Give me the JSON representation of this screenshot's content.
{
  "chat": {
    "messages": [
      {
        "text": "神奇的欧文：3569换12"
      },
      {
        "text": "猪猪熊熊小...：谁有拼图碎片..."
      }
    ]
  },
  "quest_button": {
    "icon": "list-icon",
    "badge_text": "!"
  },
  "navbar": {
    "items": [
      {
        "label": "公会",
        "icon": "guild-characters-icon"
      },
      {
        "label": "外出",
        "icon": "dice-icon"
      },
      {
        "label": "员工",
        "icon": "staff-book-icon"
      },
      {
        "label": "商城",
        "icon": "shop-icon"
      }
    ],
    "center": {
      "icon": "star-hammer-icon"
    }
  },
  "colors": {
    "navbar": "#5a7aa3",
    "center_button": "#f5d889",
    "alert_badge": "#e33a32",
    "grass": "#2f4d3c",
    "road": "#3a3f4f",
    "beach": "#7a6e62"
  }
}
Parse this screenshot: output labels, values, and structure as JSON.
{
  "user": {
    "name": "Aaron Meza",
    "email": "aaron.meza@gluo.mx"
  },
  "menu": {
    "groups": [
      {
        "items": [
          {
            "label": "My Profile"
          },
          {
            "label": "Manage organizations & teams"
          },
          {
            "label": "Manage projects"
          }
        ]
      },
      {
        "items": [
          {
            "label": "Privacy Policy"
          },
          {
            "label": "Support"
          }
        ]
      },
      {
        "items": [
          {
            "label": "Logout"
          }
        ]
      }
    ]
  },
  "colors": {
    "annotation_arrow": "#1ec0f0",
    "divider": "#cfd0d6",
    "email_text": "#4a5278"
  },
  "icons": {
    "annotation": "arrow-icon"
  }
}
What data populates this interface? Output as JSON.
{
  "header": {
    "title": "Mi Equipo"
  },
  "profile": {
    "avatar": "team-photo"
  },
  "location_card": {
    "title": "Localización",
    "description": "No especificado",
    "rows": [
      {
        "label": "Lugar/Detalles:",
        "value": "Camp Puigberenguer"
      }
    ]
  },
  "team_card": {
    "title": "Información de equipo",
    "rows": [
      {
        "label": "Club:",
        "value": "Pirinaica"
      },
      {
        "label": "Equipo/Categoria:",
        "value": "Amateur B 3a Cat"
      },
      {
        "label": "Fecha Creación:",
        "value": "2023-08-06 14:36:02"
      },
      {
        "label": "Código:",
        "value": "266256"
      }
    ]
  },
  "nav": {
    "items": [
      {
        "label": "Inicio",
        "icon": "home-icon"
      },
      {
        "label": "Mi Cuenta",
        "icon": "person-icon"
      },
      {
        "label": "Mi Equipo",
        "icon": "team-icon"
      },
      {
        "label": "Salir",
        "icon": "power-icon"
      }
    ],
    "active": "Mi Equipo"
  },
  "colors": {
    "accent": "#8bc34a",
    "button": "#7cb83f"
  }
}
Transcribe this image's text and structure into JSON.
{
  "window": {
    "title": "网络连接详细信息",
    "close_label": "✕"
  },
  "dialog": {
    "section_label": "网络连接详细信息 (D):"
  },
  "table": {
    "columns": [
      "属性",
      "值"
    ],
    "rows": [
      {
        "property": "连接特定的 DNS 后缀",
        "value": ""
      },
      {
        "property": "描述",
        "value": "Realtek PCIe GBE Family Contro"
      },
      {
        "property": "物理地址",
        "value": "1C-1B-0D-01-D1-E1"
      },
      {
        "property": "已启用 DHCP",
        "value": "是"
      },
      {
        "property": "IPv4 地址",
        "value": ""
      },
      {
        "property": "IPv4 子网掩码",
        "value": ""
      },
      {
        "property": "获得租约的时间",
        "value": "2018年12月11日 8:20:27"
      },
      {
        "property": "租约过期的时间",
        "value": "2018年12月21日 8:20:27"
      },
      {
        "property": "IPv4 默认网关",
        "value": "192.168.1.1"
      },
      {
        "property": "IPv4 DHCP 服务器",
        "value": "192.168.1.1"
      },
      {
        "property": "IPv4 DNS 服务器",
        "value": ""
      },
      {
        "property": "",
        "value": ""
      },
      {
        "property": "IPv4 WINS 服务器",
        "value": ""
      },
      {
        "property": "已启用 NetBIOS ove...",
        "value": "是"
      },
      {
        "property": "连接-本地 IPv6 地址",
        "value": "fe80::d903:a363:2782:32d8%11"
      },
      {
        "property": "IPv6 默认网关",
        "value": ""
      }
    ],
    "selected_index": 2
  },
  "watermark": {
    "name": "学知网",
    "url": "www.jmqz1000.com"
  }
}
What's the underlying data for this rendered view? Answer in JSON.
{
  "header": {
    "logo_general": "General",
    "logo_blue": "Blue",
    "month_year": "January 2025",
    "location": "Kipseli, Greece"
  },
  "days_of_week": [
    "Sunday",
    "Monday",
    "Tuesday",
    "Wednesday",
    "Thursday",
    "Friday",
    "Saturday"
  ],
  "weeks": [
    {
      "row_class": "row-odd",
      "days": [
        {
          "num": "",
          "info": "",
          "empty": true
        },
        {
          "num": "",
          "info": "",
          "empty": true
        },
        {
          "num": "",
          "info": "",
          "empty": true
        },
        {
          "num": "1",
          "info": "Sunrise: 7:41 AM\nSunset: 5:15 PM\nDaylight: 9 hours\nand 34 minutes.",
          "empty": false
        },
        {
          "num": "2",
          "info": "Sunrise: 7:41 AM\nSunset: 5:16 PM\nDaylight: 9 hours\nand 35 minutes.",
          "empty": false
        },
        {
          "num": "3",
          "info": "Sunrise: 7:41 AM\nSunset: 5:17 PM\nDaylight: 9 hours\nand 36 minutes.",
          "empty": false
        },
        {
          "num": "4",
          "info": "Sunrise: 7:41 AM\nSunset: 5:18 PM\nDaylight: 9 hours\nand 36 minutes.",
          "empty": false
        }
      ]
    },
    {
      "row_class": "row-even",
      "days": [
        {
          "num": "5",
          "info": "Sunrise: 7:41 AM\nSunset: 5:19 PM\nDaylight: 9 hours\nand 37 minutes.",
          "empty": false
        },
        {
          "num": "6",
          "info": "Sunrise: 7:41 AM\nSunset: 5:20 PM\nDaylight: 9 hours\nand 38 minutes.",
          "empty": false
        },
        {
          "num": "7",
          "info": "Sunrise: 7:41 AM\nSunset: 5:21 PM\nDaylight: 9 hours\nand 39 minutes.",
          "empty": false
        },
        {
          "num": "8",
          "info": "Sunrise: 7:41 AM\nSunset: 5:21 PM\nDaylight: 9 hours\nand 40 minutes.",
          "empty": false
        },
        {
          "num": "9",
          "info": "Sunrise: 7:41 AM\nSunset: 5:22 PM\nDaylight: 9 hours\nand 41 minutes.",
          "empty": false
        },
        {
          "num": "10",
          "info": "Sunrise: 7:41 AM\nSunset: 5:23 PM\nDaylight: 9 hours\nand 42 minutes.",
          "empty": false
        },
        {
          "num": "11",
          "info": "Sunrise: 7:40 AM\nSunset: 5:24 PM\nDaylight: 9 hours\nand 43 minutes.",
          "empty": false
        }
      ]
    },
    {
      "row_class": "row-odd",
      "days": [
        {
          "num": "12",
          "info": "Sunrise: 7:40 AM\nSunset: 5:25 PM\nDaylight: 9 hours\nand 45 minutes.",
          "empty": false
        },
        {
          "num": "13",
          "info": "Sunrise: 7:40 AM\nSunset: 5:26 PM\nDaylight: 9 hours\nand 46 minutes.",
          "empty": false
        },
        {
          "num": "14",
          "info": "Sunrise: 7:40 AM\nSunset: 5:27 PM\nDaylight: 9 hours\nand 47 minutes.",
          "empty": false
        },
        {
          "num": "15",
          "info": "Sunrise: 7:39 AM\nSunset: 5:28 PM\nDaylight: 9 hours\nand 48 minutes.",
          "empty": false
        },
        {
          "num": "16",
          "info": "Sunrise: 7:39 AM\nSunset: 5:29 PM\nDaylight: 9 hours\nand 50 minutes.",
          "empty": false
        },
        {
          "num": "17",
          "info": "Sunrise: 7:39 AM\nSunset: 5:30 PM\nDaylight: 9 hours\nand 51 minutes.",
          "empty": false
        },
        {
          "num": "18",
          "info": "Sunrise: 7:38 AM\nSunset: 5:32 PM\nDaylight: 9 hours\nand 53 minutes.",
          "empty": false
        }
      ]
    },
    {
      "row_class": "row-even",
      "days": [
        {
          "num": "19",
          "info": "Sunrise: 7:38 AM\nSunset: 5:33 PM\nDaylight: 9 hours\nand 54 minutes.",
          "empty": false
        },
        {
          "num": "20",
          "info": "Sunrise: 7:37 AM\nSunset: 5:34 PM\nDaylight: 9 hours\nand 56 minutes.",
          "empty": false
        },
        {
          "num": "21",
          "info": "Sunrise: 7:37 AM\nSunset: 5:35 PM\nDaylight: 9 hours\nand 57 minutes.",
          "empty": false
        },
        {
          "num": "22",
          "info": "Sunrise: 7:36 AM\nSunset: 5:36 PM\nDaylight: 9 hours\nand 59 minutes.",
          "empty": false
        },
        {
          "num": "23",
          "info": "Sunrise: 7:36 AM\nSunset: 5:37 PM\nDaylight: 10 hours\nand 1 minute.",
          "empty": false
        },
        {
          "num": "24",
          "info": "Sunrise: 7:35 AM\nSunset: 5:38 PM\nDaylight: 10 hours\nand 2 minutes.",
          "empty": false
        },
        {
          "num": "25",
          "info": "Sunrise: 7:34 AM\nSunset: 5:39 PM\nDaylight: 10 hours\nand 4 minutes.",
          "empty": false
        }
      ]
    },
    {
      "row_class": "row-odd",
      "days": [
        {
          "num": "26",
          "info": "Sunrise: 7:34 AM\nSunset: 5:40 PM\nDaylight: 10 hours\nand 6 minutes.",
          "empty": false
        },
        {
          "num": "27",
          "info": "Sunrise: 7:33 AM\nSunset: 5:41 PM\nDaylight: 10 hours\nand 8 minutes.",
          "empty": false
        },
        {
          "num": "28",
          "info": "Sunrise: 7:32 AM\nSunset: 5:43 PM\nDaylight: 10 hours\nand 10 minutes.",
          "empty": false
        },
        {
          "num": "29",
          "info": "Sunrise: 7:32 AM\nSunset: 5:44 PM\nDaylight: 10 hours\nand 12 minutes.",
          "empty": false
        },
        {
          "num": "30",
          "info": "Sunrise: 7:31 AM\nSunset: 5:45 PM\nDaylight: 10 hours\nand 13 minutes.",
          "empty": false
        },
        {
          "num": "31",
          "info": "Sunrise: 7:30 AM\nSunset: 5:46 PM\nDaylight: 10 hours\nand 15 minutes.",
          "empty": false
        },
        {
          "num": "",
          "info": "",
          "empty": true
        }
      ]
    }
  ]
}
- - - - - - -
> _Given instruction_: Gather each line in the data that holds the string "structure".

> _Solution below_:
Parse this screenshot: output labels, values, and structure as JSON.
Transcribe this image's text and structure into JSON.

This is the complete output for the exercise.